------ Dataset excerpts ------

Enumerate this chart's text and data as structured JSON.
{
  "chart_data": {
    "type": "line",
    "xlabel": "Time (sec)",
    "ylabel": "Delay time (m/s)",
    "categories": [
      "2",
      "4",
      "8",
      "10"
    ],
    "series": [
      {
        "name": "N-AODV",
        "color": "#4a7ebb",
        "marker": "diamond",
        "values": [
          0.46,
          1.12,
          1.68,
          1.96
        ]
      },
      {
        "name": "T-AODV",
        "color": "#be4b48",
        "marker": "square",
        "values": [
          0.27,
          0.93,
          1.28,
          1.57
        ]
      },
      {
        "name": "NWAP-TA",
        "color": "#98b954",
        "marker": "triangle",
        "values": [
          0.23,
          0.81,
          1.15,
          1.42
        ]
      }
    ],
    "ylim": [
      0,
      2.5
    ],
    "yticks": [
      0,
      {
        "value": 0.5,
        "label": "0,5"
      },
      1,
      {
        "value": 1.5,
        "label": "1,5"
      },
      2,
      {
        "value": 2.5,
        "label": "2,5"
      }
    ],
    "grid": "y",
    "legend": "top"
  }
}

------
------ Dataset excerpts ------

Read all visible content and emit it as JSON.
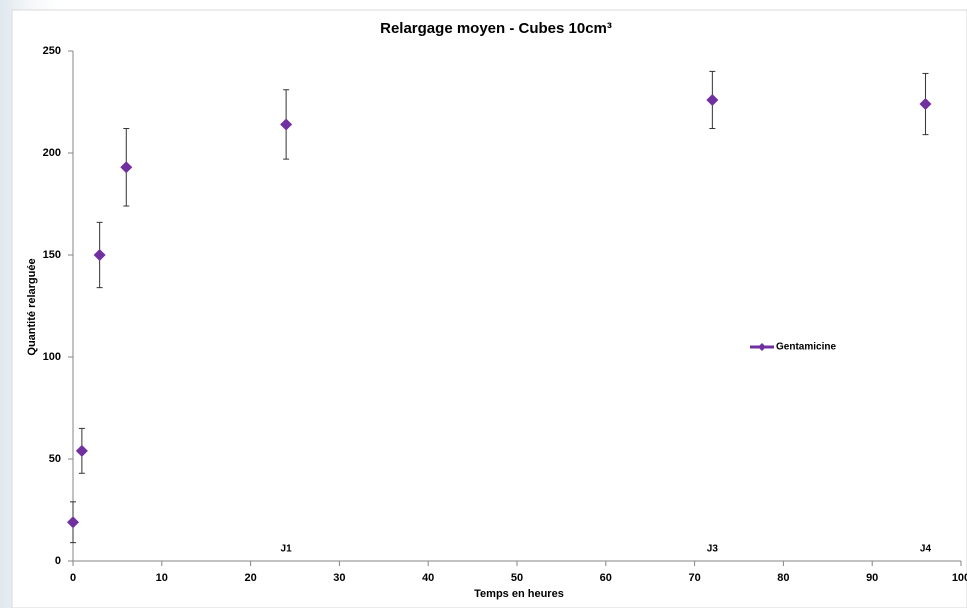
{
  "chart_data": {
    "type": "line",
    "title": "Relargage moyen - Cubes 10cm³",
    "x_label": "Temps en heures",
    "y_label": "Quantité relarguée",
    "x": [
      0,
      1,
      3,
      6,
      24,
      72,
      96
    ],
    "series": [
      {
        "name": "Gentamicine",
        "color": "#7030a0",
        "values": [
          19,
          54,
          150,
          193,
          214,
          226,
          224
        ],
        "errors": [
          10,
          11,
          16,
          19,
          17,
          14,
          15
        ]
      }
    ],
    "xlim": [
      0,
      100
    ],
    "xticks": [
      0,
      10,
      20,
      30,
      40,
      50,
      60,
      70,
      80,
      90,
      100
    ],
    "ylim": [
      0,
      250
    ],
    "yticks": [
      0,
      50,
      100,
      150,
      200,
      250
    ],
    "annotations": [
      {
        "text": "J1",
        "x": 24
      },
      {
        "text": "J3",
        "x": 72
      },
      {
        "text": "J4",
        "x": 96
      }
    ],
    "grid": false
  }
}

------

§ **What is being asked**:
Going through the entries above, tally each line that has the word "marker". Answer with the number only.

§ **Expected answer**:
3